▶ EXERCISE DESCRIPTION
Copy out the listing that follows, exactly, without its pictures.
------------------------
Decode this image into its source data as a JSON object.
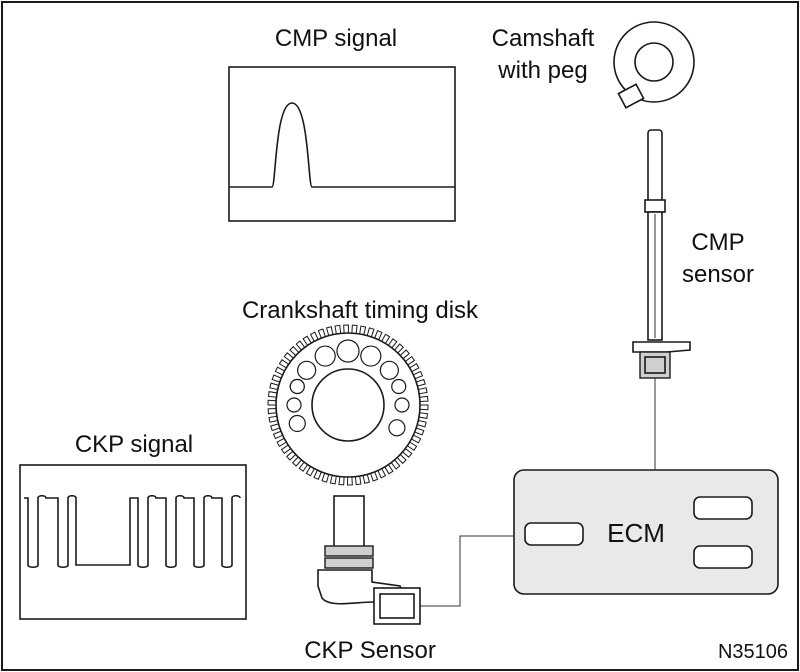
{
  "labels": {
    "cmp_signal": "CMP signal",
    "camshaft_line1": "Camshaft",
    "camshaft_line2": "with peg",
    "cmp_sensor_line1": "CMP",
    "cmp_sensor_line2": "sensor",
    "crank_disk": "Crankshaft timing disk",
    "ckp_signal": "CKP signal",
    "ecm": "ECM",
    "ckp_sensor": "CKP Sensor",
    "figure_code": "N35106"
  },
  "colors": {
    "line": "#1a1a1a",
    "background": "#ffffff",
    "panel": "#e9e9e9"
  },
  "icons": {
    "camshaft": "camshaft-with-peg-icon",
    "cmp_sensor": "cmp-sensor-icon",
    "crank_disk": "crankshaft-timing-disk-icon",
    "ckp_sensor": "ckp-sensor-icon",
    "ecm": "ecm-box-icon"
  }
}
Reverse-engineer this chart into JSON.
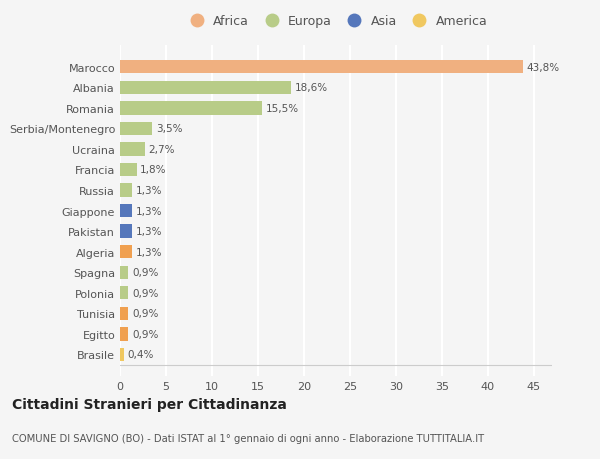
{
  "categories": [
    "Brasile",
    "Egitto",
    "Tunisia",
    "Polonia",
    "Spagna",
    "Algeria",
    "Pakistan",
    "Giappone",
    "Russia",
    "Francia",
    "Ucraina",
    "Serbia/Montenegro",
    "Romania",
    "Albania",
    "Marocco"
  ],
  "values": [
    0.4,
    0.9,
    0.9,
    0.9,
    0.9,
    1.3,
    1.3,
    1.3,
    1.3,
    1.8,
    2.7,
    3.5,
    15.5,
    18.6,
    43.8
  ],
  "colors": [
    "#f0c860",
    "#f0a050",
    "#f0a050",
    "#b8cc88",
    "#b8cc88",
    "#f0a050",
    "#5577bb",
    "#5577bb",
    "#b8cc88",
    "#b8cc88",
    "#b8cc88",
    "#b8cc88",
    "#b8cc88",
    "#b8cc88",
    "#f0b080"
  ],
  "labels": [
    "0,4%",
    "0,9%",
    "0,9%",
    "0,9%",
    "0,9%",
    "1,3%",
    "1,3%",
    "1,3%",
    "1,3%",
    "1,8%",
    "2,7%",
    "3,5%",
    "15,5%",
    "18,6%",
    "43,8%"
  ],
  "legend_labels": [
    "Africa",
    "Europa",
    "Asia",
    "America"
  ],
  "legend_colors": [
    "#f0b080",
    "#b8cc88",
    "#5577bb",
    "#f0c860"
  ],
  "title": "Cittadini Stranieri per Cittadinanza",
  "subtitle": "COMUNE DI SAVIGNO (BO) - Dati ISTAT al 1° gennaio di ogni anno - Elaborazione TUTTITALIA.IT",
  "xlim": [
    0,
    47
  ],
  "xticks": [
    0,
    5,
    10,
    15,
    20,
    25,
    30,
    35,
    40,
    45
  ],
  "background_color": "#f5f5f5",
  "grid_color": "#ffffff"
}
------------------------
▶ FULL ANSWER
Decode this image into its source data as a JSON object.
{
  "labels": {
    "cmp_signal": "CMP signal",
    "camshaft_line1": "Camshaft",
    "camshaft_line2": "with peg",
    "cmp_sensor_line1": "CMP",
    "cmp_sensor_line2": "sensor",
    "crank_disk": "Crankshaft timing disk",
    "ckp_signal": "CKP signal",
    "ecm": "ECM",
    "ckp_sensor": "CKP Sensor",
    "figure_code": "N35106"
  },
  "colors": {
    "line": "#1a1a1a",
    "background": "#ffffff",
    "panel": "#e9e9e9"
  },
  "icons": {
    "camshaft": "camshaft-with-peg-icon",
    "cmp_sensor": "cmp-sensor-icon",
    "crank_disk": "crankshaft-timing-disk-icon",
    "ckp_sensor": "ckp-sensor-icon",
    "ecm": "ecm-box-icon"
  }
}
Reverse-engineer this chart into JSON.
{
  "categories": [
    "Brasile",
    "Egitto",
    "Tunisia",
    "Polonia",
    "Spagna",
    "Algeria",
    "Pakistan",
    "Giappone",
    "Russia",
    "Francia",
    "Ucraina",
    "Serbia/Montenegro",
    "Romania",
    "Albania",
    "Marocco"
  ],
  "values": [
    0.4,
    0.9,
    0.9,
    0.9,
    0.9,
    1.3,
    1.3,
    1.3,
    1.3,
    1.8,
    2.7,
    3.5,
    15.5,
    18.6,
    43.8
  ],
  "colors": [
    "#f0c860",
    "#f0a050",
    "#f0a050",
    "#b8cc88",
    "#b8cc88",
    "#f0a050",
    "#5577bb",
    "#5577bb",
    "#b8cc88",
    "#b8cc88",
    "#b8cc88",
    "#b8cc88",
    "#b8cc88",
    "#b8cc88",
    "#f0b080"
  ],
  "labels": [
    "0,4%",
    "0,9%",
    "0,9%",
    "0,9%",
    "0,9%",
    "1,3%",
    "1,3%",
    "1,3%",
    "1,3%",
    "1,8%",
    "2,7%",
    "3,5%",
    "15,5%",
    "18,6%",
    "43,8%"
  ],
  "legend_labels": [
    "Africa",
    "Europa",
    "Asia",
    "America"
  ],
  "legend_colors": [
    "#f0b080",
    "#b8cc88",
    "#5577bb",
    "#f0c860"
  ],
  "title": "Cittadini Stranieri per Cittadinanza",
  "subtitle": "COMUNE DI SAVIGNO (BO) - Dati ISTAT al 1° gennaio di ogni anno - Elaborazione TUTTITALIA.IT",
  "xlim": [
    0,
    47
  ],
  "xticks": [
    0,
    5,
    10,
    15,
    20,
    25,
    30,
    35,
    40,
    45
  ],
  "background_color": "#f5f5f5",
  "grid_color": "#ffffff"
}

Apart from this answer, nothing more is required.